**Listed records:**
+===+
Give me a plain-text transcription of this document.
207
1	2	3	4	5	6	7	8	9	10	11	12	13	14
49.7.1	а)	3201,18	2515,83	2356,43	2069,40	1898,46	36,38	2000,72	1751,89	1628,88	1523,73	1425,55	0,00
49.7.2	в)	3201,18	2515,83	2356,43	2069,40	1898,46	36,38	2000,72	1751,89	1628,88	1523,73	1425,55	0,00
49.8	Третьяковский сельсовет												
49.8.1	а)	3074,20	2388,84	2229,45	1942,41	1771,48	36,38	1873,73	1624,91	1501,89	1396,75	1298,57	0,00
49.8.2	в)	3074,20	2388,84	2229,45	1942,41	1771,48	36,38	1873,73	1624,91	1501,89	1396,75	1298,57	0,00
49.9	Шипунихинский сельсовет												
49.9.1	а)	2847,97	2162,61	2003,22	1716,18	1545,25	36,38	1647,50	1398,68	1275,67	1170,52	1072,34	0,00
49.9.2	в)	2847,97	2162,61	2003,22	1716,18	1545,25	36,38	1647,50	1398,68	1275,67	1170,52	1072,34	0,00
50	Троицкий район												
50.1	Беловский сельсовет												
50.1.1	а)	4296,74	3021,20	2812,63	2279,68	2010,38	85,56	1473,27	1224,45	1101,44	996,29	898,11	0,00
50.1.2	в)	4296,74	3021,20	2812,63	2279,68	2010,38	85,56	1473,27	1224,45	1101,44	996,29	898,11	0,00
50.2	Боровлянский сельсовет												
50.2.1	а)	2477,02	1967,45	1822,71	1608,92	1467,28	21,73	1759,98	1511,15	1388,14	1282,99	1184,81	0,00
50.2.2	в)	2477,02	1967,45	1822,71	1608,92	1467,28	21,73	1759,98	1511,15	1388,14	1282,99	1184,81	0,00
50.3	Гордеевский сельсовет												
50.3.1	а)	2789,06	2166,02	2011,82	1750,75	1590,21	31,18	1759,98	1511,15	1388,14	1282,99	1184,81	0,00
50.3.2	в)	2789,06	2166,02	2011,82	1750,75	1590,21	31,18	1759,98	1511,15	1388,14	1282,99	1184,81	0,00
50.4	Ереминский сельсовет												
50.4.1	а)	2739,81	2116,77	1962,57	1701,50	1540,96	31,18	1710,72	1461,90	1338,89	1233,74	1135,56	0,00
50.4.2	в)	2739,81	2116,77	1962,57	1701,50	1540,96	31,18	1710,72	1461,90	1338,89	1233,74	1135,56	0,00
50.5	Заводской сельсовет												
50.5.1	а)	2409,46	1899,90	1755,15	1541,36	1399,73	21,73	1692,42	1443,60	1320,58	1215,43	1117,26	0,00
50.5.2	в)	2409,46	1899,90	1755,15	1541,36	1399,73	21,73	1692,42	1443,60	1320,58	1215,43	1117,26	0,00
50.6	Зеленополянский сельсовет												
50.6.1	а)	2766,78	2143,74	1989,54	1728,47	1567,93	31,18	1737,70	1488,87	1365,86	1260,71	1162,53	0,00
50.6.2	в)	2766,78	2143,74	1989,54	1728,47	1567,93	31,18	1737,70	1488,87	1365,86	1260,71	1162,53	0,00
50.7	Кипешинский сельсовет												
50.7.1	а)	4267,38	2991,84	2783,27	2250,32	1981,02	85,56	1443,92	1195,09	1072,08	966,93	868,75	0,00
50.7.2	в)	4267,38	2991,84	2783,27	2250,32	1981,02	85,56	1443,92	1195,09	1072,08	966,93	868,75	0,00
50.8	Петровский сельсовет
+===+
**The request:**
Report only the number of lines in the data above that contain "сельсовет".

**Worked answer:**
10